## Start GIVEN DATA

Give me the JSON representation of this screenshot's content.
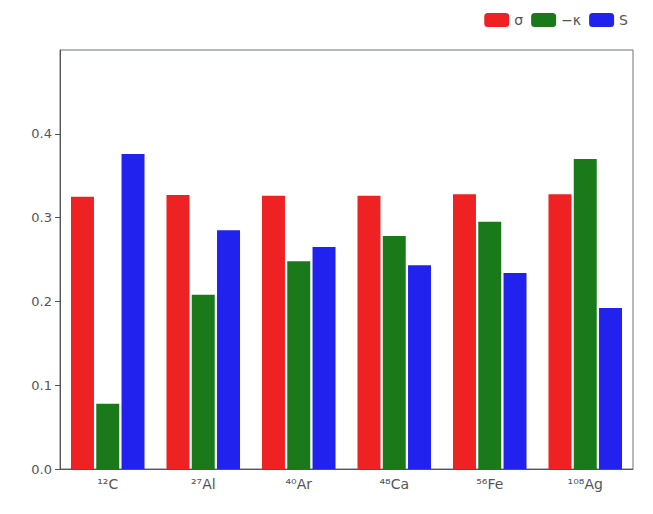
{
  "chart_data": {
    "type": "bar",
    "categories": [
      "¹²C",
      "²⁷Al",
      "⁴⁰Ar",
      "⁴⁸Ca",
      "⁵⁶Fe",
      "¹⁰⁸Ag"
    ],
    "series": [
      {
        "name": "σ",
        "color": "#ee2222",
        "values": [
          0.325,
          0.327,
          0.326,
          0.326,
          0.328,
          0.328
        ]
      },
      {
        "name": "−κ",
        "color": "#1a7a1a",
        "values": [
          0.078,
          0.208,
          0.248,
          0.278,
          0.295,
          0.37
        ]
      },
      {
        "name": "S",
        "color": "#2222ee",
        "values": [
          0.376,
          0.285,
          0.265,
          0.243,
          0.234,
          0.192
        ]
      }
    ],
    "ylim": [
      0.0,
      0.5
    ],
    "yticks": [
      {
        "value": 0.0,
        "label": "0.0"
      },
      0.1,
      0.2,
      0.3,
      0.4
    ],
    "grid": false,
    "legend": "upper right"
  }
}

## End GIVEN DATA

YOUR INSTRUCTIONS: Restate every record exactly, please; do not copy the pictures.

SOLUTION:
Give me the JSON representation of this screenshot's content.
{
  "chart_data": {
    "type": "bar",
    "categories": [
      "¹²C",
      "²⁷Al",
      "⁴⁰Ar",
      "⁴⁸Ca",
      "⁵⁶Fe",
      "¹⁰⁸Ag"
    ],
    "series": [
      {
        "name": "σ",
        "color": "#ee2222",
        "values": [
          0.325,
          0.327,
          0.326,
          0.326,
          0.328,
          0.328
        ]
      },
      {
        "name": "−κ",
        "color": "#1a7a1a",
        "values": [
          0.078,
          0.208,
          0.248,
          0.278,
          0.295,
          0.37
        ]
      },
      {
        "name": "S",
        "color": "#2222ee",
        "values": [
          0.376,
          0.285,
          0.265,
          0.243,
          0.234,
          0.192
        ]
      }
    ],
    "ylim": [
      0.0,
      0.5
    ],
    "yticks": [
      {
        "value": 0.0,
        "label": "0.0"
      },
      0.1,
      0.2,
      0.3,
      0.4
    ],
    "grid": false,
    "legend": "upper right"
  }
}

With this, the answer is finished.